*** MATERIAL

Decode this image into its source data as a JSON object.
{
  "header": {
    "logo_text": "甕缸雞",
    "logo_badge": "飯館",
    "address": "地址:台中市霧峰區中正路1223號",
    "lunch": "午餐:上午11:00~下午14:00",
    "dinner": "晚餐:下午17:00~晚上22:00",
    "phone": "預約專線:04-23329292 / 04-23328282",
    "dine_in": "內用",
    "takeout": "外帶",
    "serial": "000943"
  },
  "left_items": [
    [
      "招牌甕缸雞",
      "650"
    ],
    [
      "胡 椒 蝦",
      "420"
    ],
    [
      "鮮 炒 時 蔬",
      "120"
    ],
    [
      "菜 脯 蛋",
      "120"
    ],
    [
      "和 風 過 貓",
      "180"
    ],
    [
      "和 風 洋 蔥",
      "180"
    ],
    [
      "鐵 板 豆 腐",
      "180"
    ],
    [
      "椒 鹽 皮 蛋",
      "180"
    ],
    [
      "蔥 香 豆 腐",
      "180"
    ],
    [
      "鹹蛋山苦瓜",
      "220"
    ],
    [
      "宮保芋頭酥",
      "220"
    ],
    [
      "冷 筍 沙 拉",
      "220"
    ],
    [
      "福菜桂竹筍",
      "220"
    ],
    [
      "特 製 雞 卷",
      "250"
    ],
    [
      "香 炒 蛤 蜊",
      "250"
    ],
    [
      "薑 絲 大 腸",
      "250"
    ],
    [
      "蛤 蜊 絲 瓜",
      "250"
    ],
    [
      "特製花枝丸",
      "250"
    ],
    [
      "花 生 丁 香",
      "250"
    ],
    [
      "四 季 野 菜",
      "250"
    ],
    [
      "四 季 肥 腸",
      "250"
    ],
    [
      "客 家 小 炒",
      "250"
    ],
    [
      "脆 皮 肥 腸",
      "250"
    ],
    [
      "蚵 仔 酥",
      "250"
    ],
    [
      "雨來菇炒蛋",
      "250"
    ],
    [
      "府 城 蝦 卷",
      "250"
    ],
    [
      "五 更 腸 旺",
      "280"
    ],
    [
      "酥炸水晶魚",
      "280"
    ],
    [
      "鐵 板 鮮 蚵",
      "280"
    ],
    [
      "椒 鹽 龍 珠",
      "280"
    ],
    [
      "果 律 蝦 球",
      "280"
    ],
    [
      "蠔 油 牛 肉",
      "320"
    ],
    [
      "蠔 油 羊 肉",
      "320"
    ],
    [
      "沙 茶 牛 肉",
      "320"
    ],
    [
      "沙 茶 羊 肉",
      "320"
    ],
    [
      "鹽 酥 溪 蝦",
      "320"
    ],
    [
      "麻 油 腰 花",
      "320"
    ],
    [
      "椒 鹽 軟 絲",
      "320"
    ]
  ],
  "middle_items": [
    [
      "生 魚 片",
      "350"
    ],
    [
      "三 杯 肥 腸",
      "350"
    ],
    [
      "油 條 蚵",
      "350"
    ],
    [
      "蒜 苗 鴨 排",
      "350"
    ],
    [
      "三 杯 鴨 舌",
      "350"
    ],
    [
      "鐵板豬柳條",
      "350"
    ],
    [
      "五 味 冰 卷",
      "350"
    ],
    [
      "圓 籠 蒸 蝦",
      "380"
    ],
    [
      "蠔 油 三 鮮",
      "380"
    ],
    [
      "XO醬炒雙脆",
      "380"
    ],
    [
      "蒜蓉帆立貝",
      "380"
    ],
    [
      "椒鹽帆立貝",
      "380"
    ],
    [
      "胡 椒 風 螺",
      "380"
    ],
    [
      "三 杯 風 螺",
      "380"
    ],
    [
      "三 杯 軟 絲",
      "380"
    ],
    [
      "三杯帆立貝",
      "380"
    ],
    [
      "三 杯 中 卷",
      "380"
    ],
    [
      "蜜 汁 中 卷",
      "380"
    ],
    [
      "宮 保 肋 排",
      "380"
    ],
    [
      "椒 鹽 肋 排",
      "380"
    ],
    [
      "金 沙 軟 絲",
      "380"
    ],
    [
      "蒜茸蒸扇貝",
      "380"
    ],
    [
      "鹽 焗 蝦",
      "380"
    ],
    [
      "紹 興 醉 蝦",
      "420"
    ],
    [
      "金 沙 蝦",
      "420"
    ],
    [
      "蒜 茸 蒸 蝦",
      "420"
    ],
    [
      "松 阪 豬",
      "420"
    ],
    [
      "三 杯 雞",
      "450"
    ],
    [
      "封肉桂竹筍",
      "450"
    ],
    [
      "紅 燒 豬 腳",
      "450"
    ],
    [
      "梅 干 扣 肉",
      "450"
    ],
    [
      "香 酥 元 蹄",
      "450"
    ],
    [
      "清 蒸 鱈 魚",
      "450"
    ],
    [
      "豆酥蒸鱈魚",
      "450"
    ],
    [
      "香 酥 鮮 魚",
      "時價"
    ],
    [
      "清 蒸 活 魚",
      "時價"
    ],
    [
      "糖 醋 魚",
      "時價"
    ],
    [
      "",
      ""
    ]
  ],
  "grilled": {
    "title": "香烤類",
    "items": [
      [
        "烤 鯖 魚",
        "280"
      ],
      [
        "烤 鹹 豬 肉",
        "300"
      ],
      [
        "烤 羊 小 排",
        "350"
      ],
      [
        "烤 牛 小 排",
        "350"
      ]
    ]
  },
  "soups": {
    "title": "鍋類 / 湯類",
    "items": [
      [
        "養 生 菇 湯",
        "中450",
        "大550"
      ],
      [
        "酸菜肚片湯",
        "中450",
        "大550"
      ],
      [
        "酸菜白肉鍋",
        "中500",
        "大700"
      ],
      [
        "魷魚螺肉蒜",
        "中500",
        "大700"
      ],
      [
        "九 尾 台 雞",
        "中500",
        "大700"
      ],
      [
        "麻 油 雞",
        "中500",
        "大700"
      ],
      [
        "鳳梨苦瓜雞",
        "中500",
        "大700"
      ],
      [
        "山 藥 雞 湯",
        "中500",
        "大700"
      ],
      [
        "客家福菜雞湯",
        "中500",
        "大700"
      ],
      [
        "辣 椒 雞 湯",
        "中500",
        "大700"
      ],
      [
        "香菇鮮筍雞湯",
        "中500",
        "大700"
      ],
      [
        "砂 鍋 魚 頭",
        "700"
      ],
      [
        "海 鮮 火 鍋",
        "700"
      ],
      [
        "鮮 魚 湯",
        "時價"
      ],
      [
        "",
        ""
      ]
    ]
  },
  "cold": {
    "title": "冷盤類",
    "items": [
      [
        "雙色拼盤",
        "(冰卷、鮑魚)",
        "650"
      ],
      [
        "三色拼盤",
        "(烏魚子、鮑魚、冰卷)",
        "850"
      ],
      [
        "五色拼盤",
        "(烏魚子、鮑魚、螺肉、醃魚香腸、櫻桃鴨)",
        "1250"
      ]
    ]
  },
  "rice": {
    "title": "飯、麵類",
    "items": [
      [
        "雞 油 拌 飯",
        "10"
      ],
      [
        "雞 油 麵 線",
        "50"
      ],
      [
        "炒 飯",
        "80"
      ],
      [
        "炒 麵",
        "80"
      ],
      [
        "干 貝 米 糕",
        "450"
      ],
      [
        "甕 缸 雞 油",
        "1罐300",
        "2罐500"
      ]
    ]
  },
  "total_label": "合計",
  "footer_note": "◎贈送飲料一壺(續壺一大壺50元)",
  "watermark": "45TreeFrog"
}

******

▶ [EXERCISE GOAL]: Extract, from the material above, each line holding the word "title".

▶ [TASK ANSWER]:
    "title": "香烤類",
    "title": "鍋類 / 湯類",
    "title": "冷盤類",
    "title": "飯、麵類",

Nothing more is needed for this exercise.